------ Raw data ------

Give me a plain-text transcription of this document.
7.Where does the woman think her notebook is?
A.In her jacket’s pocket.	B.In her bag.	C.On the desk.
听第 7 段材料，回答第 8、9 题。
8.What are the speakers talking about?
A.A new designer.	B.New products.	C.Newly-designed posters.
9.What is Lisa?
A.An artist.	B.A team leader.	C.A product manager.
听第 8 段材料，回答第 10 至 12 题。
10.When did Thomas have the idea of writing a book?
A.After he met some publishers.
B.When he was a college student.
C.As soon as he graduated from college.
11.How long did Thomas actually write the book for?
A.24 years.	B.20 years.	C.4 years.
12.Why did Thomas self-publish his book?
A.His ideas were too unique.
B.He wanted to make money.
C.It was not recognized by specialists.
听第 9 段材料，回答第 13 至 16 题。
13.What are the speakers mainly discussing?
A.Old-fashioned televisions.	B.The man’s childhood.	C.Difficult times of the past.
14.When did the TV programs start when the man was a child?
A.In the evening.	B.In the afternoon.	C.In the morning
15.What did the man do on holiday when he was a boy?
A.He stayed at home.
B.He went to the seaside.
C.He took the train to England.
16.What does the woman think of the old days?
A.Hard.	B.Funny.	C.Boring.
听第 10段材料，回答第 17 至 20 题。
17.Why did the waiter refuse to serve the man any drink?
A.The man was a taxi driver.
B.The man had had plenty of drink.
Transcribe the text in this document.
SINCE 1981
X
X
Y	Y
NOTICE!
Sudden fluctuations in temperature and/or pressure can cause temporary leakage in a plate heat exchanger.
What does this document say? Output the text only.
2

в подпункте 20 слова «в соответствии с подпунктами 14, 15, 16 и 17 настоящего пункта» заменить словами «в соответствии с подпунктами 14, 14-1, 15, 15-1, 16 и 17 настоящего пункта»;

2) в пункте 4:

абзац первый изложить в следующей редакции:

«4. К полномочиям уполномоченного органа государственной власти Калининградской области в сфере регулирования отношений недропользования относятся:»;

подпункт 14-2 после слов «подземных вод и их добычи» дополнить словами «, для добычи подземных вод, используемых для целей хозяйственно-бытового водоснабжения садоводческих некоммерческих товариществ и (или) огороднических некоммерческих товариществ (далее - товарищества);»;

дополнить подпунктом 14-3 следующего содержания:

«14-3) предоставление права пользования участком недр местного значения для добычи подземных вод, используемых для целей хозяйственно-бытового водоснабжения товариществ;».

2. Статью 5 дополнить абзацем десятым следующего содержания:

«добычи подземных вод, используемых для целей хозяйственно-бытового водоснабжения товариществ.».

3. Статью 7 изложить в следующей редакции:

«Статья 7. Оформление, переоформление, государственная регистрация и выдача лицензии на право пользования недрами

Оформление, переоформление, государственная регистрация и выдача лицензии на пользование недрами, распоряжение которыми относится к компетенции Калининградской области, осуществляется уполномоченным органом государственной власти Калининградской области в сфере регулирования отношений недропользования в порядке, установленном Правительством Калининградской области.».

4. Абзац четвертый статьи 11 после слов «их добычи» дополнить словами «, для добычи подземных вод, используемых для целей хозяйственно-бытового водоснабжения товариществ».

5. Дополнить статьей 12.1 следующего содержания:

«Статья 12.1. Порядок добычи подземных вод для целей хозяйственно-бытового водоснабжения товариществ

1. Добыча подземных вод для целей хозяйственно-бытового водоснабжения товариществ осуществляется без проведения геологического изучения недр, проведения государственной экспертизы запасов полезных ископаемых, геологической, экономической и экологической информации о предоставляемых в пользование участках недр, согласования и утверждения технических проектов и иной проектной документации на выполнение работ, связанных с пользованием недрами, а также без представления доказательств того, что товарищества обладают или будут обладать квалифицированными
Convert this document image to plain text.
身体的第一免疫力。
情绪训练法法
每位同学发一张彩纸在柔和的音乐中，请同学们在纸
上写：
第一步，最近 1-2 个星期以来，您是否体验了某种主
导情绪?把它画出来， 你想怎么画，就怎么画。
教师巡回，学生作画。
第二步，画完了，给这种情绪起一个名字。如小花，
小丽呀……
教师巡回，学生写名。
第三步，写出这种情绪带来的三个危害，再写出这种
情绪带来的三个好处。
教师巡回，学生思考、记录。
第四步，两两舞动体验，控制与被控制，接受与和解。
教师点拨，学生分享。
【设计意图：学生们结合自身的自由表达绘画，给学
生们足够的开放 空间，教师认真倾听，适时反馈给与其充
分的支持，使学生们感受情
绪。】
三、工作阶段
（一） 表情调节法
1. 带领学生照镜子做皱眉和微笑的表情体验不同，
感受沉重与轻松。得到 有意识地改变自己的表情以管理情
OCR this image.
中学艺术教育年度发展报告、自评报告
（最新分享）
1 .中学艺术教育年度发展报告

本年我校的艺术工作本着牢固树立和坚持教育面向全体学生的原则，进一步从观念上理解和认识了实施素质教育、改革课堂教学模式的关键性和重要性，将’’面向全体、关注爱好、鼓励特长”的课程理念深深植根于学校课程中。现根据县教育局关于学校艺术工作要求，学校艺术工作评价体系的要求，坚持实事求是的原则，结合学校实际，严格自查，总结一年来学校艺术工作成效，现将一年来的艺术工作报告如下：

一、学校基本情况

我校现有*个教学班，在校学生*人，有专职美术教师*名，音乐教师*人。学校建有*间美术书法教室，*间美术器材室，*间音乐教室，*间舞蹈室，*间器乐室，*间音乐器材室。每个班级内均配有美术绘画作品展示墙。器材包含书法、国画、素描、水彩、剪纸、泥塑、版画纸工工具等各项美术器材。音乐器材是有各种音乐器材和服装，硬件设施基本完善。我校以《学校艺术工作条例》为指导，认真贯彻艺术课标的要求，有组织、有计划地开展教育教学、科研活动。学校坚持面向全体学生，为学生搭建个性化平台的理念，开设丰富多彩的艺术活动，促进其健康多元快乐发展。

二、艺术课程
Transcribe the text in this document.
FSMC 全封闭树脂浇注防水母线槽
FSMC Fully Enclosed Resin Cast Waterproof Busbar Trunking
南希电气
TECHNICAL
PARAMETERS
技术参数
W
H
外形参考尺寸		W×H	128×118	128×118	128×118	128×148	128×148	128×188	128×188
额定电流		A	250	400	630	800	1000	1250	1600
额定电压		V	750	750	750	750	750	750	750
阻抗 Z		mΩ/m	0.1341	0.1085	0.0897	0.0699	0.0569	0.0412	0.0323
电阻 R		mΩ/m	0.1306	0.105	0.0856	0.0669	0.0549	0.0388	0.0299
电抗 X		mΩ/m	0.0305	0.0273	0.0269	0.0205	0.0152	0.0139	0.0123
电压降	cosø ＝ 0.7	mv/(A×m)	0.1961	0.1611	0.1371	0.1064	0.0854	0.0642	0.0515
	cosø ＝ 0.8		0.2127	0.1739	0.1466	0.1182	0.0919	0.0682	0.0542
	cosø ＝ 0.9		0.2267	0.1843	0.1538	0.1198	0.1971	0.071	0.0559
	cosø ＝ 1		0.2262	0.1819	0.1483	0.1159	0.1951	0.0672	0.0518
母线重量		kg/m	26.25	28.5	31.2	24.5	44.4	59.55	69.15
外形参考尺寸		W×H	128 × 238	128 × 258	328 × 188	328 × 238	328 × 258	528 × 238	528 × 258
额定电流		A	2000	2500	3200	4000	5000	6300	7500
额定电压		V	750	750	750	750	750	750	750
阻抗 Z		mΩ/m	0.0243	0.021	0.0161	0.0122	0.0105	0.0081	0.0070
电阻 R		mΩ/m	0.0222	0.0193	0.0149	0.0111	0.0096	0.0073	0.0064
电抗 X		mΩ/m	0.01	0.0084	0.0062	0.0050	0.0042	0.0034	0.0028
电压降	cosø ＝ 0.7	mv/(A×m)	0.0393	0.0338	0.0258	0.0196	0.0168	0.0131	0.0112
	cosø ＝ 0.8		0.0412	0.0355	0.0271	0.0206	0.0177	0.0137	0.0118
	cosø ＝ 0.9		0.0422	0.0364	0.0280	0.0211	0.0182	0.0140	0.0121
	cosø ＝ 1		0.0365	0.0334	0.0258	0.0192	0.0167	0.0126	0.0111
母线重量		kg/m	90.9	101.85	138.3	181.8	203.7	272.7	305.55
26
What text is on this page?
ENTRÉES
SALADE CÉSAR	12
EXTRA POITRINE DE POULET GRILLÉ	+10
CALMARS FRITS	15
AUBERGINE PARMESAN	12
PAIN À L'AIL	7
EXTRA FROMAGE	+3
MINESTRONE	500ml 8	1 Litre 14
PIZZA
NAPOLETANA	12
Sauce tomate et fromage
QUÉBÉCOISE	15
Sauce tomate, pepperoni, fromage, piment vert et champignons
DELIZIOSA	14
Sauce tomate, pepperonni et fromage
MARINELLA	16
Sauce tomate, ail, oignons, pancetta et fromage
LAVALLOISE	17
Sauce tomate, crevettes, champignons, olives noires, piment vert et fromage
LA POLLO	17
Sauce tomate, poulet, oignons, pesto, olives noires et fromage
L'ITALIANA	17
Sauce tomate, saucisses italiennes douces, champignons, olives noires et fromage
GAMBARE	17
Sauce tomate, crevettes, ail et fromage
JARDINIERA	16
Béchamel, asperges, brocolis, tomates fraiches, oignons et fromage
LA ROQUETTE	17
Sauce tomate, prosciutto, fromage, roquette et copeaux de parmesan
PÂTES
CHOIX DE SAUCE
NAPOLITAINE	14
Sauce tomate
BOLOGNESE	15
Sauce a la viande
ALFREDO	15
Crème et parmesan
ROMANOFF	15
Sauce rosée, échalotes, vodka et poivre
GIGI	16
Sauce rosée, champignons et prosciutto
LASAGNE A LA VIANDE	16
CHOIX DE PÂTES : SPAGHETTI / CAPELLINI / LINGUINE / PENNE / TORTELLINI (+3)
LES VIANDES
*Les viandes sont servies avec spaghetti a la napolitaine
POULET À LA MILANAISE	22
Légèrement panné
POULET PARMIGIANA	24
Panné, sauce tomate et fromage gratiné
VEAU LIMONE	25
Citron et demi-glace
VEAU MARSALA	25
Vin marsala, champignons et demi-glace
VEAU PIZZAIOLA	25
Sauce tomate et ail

------

→ Exercise goal
Using the listing above, pick out each line that contains the word "изложить", then copy it.

→ Response to this exercise
абзац первый изложить в следующей редакции:
3. Статью 7 изложить в следующей редакции:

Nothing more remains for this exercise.